● **TASK DETAILS**
Reply with nothing except the number of lines that contain the word "ffffff".

● **DATASET EXCERPTS**
[start]
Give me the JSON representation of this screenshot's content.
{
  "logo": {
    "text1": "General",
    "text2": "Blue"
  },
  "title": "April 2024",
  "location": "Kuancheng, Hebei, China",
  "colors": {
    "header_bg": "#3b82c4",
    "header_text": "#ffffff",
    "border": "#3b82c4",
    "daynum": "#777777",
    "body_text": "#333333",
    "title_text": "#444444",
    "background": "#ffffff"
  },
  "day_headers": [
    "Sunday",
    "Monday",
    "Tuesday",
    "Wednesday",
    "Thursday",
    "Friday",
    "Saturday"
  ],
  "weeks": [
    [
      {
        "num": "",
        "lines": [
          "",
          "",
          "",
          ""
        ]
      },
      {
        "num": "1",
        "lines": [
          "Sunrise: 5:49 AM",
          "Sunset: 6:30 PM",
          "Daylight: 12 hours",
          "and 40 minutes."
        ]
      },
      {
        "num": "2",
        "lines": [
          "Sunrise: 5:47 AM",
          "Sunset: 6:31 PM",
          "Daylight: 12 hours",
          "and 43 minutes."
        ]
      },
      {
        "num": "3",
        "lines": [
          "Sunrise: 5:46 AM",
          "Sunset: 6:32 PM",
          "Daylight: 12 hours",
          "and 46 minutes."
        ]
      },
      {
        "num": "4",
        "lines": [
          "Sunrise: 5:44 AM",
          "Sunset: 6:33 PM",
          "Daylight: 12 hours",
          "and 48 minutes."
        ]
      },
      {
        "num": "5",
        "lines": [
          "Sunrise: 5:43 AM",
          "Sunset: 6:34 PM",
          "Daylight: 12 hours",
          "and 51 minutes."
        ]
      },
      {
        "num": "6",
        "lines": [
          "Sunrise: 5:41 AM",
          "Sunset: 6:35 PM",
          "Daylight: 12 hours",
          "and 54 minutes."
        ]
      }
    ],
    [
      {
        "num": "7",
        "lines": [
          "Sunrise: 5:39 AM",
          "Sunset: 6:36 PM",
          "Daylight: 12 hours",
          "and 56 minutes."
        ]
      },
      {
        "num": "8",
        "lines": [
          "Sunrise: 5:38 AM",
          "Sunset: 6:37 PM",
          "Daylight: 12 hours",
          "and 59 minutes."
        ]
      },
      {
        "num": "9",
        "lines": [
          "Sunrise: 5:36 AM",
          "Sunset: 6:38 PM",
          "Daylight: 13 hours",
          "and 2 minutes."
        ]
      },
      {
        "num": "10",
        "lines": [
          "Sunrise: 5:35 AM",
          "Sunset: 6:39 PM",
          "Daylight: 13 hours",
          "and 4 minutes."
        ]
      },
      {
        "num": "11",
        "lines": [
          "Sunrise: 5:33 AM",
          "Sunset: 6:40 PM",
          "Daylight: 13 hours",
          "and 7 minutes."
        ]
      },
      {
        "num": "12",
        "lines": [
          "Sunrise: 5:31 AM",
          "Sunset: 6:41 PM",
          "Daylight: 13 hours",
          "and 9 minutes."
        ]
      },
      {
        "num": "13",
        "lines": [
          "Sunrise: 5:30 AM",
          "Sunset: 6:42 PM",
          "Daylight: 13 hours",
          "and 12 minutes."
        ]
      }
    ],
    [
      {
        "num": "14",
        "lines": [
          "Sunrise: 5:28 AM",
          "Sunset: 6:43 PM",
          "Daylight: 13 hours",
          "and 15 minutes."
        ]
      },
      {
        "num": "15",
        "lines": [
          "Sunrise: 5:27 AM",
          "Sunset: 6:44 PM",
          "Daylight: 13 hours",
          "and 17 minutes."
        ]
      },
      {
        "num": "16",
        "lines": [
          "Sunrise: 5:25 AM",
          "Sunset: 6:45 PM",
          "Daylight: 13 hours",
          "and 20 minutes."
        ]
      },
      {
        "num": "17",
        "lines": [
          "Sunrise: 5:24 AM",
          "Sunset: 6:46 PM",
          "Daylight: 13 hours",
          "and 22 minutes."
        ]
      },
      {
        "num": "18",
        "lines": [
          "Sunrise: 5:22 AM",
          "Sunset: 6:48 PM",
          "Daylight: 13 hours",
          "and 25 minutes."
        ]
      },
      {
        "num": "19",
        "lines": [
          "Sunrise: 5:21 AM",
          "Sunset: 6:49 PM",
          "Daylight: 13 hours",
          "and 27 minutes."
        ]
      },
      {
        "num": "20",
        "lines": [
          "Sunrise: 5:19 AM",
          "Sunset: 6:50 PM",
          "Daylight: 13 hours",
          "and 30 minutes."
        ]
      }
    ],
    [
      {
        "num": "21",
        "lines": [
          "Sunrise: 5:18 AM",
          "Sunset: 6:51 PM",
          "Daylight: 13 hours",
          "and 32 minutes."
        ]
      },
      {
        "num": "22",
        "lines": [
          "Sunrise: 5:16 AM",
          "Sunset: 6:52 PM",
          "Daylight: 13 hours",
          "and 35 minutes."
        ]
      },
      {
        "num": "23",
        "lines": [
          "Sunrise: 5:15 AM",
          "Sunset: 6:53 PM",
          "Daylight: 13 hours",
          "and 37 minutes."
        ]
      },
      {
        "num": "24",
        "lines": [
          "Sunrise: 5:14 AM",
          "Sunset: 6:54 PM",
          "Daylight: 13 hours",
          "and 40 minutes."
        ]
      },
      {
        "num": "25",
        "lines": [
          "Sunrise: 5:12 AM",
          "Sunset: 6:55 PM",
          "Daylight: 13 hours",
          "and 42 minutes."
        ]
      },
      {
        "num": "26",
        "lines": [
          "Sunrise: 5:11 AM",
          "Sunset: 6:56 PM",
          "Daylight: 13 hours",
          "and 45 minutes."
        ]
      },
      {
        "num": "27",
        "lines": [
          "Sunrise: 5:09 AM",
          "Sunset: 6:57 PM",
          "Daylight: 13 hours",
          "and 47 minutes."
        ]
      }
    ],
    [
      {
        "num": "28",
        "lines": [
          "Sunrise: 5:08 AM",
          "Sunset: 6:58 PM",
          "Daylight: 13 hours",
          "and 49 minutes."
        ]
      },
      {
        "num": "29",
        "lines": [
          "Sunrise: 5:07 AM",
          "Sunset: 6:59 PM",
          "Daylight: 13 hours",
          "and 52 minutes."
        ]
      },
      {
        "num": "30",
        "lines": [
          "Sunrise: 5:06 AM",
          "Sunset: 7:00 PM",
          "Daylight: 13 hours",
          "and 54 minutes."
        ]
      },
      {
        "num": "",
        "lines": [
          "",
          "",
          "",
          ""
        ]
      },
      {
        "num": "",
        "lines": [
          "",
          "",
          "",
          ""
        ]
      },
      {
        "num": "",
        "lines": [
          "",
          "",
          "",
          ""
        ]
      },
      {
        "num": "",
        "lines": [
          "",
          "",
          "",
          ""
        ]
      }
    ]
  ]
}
[end]
● **COMPLETE RESPONSE**
2